Prompt. Reproduce the portion of the passage on welfare reforms starting with "Both the NDP" and going on through "assistance review commission.", copying it verbatim.

Page extract.
BEGIN

For two Toronto single women on welfare, expected reforms to social assistance in this spring’s provincial budget could prove either promising or problematic.

Both the NDP and the Tories believe people on welfare should be able to earn up to $200 a month before facing clawbacks, as recommended last fall by the government’s social assistance review commission.

For Tracy Mead, 47, who works seven hours a week at a community health clinic, the measure would allow her to keep an additional $121 a month and boost her monthly income to about $960 including tax benefits.

“It would definitely help me buy more food,” says Mead, a member of a provincial group that has been urging Queen’s Park to raise monthly welfare rates by $100 to reduce food bank use.

But if the Liberals scrap the welfare special-diet allowance, as the commission also recommends, quadriplegic Melissa Addison-Webster could lose the $135 a month she uses to buy vitamins and gluten-free food to combat osteoporosis and food allergies. Her monthly income including tax benefits could drop to $1,115.

END

Provided data.
BEGIN

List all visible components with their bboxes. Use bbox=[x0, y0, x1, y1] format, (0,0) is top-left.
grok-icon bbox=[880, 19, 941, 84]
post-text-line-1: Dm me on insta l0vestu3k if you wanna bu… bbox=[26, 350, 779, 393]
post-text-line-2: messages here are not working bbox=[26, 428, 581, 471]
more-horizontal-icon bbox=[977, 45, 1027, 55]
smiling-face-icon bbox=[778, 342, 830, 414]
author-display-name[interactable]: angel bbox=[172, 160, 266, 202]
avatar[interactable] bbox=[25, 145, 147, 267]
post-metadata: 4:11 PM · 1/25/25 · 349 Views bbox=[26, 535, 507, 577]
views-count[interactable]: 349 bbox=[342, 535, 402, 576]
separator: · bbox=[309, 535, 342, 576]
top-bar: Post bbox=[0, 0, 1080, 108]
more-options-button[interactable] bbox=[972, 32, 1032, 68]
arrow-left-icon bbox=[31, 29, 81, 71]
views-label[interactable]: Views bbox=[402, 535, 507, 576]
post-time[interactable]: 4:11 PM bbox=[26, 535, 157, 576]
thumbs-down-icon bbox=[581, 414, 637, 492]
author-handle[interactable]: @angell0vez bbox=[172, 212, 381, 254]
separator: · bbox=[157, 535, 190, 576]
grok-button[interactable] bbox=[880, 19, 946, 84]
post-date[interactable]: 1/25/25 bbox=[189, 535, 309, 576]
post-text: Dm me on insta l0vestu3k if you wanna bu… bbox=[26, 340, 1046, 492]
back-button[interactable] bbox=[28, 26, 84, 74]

END

Output for this exercise.
Both the NDP and the Tories believe people on welfare should be able to earn up to $200 a month before facing clawbacks, as recommended last fall by the government’s social assistance review commission.